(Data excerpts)
▬▬▬

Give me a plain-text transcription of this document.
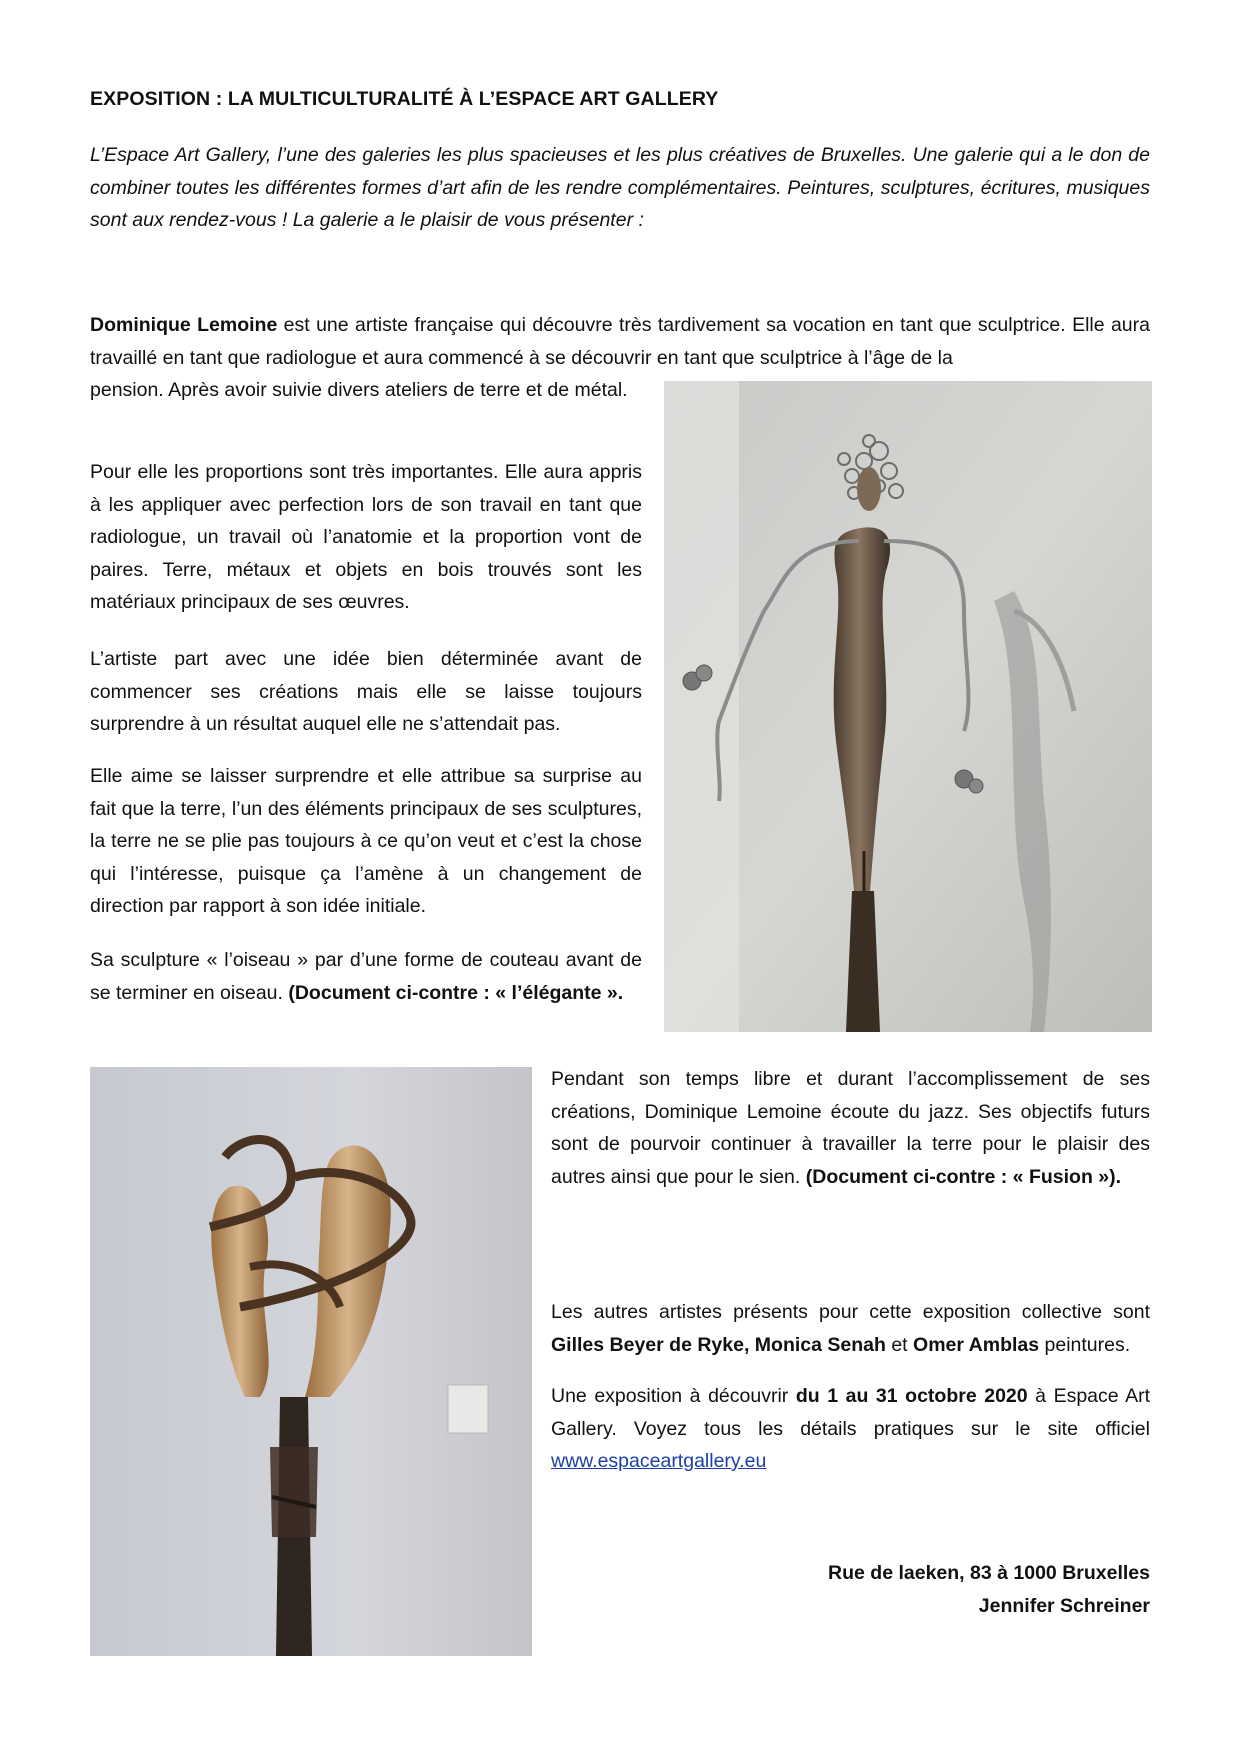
EXPOSITION : LA MULTICULTURALITÉ À L’ESPACE ART GALLERY

L’Espace Art Gallery, l’une des galeries les plus spacieuses et les plus créatives de Bruxelles. Une galerie qui a le don de combiner toutes les différentes formes d’art afin de les rendre complémentaires. Peintures, sculptures, écritures, musiques sont aux rendez-vous ! La galerie a le plaisir de vous présenter :

Dominique Lemoine est une artiste française qui découvre très tardivement sa vocation en tant que sculptrice. Elle aura travaillé en tant que radiologue et aura commencé à se découvrir en tant que sculptrice à l’âge de la

pension. Après avoir suivie divers ateliers de terre et de métal.

Pour elle les proportions sont très importantes. Elle aura appris à les appliquer avec perfection lors de son travail en tant que radiologue, un travail où l’anatomie et la proportion vont de paires. Terre, métaux et objets en bois trouvés sont les matériaux principaux de ses œuvres.

L’artiste part avec une idée bien déterminée avant de commencer ses créations mais elle se laisse toujours surprendre à un résultat auquel elle ne s’attendait pas.

Elle aime se laisser surprendre et elle attribue sa surprise au fait que la terre, l’un des éléments principaux de ses sculptures, la terre ne se plie pas toujours à ce qu’on veut et c’est la chose qui l’intéresse, puisque ça l’amène à un changement de direction par rapport à son idée initiale.

Sa sculpture « l’oiseau » par d’une forme de couteau avant de se terminer en oiseau. (Document ci-contre : « l’élégante ».

Pendant son temps libre et durant l’accomplissement de ses créations, Dominique Lemoine écoute du jazz. Ses objectifs futurs sont de pourvoir continuer à travailler la terre pour le plaisir des autres ainsi que pour le sien. (Document ci-contre : « Fusion »).

Les autres artistes présents pour cette exposition collective sont Gilles Beyer de Ryke, Monica Senah et Omer Amblas peintures.

Une exposition à découvrir du 1 au 31 octobre 2020 à Espace Art Gallery. Voyez tous les détails pratiques sur le site officiel www.espaceartgallery.eu

Rue de laeken, 83 à 1000 Bruxelles
Jennifer Schreiner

▬▬▬

Using the records above, say how many lines include the string "très". Only the number is wanted.

* _Response for this exercise_
2